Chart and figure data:
::::

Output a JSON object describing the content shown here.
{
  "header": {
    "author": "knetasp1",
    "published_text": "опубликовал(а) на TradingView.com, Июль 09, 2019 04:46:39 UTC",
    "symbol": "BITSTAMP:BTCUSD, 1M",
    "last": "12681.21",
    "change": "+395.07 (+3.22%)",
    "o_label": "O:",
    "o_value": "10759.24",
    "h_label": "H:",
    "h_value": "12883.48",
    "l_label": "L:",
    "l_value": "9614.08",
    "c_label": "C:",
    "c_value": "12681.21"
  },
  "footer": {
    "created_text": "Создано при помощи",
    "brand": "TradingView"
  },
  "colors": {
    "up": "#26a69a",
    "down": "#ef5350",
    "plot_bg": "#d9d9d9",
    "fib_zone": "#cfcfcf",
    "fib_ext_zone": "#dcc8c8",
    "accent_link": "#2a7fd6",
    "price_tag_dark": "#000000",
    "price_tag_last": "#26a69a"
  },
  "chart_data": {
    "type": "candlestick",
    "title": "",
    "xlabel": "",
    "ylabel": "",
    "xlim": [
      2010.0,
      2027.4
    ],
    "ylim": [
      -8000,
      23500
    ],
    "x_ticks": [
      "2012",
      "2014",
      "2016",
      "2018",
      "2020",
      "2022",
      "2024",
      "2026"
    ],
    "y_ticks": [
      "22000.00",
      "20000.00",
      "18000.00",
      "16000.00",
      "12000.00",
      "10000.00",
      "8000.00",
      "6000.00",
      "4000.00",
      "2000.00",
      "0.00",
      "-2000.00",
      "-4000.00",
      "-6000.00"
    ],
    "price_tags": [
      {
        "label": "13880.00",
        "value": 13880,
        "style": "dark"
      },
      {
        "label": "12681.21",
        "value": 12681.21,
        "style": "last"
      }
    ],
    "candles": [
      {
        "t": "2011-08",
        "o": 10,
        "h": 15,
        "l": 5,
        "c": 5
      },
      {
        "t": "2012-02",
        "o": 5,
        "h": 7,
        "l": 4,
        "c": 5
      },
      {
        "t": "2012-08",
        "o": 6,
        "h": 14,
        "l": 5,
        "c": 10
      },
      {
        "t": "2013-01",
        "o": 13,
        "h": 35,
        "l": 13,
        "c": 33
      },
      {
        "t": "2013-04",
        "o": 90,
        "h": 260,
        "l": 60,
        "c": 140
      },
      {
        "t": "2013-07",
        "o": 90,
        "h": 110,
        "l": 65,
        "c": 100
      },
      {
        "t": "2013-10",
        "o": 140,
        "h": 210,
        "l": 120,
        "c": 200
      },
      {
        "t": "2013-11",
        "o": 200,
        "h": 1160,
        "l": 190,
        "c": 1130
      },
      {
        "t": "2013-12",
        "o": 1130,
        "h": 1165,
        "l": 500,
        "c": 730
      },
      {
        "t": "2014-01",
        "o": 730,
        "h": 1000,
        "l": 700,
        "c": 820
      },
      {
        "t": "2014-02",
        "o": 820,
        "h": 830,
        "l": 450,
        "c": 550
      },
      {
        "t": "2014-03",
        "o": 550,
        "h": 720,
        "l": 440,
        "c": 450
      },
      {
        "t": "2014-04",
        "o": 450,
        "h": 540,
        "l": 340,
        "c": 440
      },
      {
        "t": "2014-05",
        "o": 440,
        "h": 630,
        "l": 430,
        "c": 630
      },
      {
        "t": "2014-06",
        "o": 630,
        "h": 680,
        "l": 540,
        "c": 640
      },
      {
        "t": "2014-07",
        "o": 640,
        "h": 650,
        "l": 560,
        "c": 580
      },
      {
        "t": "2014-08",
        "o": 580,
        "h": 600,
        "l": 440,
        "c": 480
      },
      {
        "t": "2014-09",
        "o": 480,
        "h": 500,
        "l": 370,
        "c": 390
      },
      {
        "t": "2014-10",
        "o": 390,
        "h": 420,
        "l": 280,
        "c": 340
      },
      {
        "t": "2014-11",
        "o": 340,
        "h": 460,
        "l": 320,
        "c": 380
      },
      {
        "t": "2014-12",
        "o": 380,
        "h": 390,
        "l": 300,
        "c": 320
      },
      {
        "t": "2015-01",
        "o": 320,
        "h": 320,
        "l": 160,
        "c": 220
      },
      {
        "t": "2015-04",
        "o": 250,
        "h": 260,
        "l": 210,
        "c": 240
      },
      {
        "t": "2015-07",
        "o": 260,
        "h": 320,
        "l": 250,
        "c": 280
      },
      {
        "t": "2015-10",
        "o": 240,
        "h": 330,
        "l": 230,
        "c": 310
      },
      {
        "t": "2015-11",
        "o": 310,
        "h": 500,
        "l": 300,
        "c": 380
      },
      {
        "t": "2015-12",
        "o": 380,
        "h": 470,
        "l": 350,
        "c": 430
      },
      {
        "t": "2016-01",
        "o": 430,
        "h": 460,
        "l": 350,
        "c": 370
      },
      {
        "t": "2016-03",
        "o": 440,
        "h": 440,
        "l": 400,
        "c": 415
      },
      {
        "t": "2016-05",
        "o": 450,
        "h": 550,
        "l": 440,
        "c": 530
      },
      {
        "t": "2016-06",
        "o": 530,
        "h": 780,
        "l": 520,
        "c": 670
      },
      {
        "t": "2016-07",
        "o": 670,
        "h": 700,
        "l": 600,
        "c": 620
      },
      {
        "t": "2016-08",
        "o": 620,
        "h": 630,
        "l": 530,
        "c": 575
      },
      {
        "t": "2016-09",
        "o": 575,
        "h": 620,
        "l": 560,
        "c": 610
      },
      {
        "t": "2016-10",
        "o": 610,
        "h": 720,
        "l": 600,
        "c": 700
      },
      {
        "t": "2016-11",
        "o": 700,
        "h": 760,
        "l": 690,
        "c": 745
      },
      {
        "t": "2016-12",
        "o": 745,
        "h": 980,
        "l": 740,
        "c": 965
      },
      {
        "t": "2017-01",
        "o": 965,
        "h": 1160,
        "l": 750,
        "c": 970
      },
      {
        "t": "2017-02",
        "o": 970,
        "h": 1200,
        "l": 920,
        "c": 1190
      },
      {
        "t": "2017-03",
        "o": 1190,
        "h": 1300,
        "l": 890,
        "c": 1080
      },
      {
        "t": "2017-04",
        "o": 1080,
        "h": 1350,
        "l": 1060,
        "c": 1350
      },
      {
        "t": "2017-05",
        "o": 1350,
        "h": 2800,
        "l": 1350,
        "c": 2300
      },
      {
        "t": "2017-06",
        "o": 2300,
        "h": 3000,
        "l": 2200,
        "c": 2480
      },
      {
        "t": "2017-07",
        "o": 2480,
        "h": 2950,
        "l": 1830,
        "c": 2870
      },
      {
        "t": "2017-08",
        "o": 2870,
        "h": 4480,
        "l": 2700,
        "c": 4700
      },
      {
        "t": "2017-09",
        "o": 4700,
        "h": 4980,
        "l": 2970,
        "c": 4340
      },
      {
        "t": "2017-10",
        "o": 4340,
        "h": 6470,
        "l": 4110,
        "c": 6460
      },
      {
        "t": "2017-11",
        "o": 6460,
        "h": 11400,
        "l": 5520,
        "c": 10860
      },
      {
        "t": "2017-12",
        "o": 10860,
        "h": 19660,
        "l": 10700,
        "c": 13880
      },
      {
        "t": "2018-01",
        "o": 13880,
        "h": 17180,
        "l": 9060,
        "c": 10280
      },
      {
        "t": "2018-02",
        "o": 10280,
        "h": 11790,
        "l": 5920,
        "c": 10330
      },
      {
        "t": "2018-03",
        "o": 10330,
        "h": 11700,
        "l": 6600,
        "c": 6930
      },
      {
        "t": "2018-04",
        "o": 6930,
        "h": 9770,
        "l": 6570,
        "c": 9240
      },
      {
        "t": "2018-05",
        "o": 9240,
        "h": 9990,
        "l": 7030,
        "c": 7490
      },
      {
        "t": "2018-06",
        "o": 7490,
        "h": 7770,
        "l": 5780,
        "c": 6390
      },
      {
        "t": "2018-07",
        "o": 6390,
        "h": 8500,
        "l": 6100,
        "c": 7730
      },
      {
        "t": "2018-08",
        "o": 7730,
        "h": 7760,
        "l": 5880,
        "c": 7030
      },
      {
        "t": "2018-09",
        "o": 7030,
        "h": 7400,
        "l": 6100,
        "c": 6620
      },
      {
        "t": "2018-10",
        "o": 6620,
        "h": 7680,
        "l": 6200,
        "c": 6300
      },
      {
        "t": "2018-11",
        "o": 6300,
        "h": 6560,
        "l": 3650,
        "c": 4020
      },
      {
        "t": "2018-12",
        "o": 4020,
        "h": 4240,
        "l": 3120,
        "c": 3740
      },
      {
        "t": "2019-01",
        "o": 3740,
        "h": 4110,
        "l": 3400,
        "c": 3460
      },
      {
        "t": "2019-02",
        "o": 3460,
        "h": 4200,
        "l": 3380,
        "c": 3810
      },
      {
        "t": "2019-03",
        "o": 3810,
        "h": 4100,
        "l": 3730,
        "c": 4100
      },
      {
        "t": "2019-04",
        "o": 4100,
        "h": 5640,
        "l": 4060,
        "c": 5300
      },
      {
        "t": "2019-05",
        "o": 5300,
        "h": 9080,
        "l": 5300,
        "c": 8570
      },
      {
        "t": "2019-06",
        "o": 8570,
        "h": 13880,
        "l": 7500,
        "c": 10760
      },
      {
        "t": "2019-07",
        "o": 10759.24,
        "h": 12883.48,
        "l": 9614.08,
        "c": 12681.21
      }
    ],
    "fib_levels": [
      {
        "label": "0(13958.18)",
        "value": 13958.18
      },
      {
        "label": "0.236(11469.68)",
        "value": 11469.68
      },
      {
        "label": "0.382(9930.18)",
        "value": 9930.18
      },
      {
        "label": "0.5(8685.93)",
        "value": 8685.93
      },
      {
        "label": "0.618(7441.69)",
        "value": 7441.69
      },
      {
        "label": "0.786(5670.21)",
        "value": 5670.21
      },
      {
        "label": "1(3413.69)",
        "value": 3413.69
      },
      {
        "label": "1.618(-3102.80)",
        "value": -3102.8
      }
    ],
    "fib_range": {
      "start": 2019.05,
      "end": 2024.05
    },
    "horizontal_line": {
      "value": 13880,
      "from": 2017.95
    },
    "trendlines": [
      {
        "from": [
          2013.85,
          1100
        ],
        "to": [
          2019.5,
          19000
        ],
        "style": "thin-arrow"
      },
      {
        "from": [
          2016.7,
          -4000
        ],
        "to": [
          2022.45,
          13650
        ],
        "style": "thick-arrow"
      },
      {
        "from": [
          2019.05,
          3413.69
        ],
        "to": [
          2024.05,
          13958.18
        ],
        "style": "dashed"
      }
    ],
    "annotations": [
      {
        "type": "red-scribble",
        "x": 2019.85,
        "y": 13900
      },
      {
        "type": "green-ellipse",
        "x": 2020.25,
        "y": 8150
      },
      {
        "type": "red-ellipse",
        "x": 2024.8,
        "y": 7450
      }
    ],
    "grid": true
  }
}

::::

Pull out the lines above in which the word "TradingView" appears.

The reply>
    "published_text": "опубликовал(а) на TradingView.com, Июль 09, 2019 04:46:39 UTC",
    "brand": "TradingView"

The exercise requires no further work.